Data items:
· · · · ·

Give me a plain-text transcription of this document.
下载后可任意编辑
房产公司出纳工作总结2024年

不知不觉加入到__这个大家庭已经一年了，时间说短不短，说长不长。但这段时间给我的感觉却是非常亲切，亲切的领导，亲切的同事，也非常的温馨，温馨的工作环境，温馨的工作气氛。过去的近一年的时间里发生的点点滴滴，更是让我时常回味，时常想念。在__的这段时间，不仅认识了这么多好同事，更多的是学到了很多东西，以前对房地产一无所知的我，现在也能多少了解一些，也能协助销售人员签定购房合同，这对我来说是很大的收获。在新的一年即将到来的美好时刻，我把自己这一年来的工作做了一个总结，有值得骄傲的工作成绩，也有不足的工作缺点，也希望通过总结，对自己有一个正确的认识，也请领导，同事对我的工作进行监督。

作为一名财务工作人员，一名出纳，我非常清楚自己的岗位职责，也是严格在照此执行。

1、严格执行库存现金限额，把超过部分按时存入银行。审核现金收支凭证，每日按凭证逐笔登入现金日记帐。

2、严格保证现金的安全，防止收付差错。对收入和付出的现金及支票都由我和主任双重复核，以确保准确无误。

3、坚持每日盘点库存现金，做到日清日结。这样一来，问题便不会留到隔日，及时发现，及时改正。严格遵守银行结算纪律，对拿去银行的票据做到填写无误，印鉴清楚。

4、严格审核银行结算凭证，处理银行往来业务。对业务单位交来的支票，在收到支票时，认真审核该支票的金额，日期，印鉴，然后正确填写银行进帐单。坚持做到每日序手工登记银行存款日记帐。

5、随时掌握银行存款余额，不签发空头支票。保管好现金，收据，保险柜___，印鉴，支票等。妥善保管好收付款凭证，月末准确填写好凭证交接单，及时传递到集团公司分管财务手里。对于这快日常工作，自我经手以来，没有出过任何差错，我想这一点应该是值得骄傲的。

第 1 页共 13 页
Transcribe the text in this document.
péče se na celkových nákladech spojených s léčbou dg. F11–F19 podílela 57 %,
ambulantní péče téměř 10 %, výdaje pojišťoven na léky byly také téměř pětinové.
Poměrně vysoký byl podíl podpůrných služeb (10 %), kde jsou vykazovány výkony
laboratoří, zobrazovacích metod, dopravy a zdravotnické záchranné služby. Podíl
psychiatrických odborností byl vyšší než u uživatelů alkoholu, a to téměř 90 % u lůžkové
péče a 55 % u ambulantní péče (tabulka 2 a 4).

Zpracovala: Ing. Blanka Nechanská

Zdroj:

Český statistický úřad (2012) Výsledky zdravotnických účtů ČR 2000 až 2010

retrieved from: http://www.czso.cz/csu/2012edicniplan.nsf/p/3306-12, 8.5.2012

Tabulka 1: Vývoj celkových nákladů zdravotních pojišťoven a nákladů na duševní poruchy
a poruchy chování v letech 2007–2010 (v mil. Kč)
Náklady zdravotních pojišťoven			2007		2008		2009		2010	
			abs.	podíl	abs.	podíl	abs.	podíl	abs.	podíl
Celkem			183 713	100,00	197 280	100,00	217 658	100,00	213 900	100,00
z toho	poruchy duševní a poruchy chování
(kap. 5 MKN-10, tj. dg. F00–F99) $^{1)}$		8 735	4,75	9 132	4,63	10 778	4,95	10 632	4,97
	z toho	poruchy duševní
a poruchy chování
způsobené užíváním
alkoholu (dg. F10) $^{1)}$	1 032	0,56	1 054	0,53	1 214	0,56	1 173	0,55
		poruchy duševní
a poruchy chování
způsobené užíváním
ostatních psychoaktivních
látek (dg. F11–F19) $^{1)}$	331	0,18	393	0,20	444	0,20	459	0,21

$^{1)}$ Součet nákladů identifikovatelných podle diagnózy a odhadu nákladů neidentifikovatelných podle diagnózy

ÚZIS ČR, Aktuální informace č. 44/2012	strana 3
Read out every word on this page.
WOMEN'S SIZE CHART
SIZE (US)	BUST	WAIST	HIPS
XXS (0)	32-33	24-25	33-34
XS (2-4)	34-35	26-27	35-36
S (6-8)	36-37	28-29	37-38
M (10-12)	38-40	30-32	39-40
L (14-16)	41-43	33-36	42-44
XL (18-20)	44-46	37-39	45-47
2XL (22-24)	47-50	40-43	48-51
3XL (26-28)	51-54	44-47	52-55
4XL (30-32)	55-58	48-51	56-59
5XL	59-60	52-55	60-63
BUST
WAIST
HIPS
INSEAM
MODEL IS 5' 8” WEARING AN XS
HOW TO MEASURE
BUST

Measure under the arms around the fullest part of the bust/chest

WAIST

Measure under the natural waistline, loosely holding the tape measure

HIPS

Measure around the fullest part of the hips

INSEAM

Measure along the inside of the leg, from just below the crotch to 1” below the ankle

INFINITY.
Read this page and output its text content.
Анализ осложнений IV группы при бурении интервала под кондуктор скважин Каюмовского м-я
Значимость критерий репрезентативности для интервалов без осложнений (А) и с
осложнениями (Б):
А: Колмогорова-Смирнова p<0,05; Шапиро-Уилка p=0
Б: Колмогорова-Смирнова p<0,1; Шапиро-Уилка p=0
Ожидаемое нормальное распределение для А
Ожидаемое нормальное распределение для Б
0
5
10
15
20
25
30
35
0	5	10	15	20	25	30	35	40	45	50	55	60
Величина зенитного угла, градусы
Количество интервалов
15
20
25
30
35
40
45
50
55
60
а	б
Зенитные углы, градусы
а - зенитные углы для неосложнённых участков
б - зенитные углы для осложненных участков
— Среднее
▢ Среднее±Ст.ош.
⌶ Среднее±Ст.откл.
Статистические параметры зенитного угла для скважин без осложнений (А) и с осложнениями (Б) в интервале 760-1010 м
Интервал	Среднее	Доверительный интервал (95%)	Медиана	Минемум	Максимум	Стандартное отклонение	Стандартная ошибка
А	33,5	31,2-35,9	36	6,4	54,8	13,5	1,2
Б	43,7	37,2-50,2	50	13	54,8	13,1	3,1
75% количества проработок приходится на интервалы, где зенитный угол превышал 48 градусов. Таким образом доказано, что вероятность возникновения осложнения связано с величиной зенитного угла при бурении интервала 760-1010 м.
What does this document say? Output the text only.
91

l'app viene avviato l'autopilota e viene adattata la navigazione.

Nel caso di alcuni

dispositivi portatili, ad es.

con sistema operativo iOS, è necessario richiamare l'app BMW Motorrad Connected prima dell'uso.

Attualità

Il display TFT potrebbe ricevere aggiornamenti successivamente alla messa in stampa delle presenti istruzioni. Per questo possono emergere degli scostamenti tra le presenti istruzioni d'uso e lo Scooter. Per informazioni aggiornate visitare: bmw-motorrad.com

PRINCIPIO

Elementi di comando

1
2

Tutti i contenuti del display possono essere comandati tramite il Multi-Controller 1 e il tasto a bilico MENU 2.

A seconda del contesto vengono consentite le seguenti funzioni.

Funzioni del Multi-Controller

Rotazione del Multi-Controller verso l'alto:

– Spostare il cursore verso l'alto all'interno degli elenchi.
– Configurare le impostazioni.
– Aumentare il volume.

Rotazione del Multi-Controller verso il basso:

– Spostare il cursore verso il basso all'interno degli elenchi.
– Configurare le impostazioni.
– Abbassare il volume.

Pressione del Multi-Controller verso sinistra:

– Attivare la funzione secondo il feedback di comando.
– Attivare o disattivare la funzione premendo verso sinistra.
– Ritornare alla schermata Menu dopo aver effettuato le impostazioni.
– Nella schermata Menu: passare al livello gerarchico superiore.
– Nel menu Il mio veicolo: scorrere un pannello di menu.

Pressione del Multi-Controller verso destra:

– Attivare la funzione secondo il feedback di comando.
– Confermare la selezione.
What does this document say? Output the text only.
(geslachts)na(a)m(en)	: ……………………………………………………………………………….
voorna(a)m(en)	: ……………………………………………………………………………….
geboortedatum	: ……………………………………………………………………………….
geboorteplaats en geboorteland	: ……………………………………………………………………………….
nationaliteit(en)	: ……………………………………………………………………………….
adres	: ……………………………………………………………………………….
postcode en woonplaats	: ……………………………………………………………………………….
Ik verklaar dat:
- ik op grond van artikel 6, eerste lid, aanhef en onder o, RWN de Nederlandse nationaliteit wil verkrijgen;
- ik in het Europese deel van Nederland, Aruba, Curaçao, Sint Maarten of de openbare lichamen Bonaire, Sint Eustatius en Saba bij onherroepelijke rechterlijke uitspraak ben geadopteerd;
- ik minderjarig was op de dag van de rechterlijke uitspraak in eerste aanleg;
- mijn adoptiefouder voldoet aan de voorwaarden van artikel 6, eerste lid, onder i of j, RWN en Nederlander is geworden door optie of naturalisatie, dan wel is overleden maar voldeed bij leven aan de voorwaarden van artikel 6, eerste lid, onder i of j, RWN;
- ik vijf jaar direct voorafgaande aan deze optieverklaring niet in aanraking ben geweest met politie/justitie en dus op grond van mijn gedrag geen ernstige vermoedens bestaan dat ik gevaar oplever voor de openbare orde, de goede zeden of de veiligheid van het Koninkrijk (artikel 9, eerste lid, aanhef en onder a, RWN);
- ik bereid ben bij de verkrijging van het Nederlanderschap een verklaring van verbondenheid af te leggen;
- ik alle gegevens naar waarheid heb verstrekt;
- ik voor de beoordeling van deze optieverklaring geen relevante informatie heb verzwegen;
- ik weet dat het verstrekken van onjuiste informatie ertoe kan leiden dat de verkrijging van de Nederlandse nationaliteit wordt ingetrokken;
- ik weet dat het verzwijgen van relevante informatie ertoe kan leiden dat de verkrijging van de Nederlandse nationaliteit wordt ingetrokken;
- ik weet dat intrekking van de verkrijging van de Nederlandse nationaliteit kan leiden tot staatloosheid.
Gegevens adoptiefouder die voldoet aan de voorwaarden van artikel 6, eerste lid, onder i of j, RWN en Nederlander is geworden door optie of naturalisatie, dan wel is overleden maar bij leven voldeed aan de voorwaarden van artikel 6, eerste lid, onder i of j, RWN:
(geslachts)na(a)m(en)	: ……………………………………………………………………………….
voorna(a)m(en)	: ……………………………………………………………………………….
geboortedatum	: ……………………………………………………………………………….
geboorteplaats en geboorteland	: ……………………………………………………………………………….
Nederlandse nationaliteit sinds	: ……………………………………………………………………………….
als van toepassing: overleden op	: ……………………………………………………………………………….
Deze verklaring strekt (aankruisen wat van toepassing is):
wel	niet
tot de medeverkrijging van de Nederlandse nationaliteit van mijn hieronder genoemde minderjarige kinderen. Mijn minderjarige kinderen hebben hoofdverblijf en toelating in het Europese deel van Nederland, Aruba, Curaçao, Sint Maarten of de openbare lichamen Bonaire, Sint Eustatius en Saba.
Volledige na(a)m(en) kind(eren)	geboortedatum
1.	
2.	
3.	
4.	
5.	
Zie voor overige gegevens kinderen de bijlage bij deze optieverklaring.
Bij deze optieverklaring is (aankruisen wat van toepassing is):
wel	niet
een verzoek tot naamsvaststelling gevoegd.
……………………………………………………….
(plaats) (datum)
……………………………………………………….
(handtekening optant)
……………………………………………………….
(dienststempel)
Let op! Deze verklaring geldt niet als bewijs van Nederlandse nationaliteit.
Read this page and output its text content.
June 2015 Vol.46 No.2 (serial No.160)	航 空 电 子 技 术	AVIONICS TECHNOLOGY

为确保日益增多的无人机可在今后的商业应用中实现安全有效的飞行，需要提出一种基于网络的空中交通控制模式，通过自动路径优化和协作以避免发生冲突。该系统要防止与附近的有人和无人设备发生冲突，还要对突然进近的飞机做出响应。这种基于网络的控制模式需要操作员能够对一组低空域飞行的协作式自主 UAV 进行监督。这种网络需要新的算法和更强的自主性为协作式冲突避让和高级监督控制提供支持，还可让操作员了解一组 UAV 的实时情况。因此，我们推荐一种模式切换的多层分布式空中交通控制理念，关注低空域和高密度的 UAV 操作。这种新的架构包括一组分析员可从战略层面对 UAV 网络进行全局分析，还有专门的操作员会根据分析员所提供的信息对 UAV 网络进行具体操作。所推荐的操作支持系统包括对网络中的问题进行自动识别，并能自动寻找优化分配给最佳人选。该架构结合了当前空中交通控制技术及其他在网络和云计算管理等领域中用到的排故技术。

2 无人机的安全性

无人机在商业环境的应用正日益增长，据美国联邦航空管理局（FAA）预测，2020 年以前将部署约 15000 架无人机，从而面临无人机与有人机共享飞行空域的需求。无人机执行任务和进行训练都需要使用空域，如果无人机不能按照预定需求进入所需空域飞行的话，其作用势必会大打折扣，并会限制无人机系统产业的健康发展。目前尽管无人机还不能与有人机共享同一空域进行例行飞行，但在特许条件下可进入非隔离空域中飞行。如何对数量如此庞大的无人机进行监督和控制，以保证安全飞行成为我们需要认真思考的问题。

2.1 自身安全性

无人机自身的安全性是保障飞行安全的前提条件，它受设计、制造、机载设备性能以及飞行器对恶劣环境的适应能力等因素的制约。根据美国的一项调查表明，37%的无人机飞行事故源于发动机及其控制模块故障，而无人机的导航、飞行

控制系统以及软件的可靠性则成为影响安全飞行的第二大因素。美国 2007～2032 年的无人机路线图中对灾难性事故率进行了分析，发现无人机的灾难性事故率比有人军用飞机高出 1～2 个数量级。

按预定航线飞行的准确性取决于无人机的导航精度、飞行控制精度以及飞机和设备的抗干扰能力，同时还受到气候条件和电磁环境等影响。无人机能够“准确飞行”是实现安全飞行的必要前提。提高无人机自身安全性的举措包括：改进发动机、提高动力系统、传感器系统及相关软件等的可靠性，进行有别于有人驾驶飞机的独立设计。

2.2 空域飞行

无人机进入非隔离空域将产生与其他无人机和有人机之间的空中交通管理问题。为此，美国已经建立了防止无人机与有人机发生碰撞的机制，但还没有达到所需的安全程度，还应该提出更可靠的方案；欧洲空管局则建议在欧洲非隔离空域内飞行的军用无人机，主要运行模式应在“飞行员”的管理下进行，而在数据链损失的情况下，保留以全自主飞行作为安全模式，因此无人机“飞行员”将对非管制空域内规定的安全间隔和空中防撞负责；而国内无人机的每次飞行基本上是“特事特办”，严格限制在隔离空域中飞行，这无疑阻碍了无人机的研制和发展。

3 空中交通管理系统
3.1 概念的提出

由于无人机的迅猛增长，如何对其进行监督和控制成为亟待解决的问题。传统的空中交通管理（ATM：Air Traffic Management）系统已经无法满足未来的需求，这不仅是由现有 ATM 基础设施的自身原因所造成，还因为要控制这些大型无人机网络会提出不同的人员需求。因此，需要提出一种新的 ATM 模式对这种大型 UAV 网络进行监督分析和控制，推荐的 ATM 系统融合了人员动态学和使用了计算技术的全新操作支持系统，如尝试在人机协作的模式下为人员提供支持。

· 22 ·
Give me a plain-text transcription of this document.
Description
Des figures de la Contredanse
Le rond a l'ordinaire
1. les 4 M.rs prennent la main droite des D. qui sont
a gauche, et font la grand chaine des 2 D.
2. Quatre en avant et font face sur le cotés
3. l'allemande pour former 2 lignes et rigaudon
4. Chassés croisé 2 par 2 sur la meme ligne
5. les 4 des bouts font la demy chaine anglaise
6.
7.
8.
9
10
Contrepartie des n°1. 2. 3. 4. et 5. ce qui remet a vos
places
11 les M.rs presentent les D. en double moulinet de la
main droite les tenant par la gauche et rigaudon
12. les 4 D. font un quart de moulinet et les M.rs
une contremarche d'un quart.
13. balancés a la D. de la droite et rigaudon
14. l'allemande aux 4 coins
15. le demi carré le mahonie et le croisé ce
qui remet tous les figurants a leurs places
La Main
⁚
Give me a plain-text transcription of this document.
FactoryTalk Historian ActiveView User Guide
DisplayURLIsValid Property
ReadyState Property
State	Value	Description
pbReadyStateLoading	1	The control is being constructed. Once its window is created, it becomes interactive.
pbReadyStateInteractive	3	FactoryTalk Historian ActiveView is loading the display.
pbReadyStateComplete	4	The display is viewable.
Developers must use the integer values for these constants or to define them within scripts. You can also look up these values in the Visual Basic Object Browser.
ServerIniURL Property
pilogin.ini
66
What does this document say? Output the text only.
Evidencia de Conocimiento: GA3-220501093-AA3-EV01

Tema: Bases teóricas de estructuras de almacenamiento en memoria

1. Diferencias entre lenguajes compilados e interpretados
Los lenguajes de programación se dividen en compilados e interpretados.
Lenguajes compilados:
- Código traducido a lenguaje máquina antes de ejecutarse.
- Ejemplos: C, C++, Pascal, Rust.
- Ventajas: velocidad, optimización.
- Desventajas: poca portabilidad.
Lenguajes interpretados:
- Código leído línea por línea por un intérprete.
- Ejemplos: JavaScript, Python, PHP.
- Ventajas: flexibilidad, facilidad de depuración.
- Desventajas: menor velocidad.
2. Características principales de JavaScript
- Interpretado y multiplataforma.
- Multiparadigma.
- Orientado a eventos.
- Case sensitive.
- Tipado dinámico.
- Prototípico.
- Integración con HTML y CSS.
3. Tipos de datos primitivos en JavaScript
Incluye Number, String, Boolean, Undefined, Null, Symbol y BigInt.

· · · · ·

▶ [AIM OF THE TASK]:
Of the lines in the entries, how many include the word "aanhef"? State only the number.

▶ [REPLY]:
2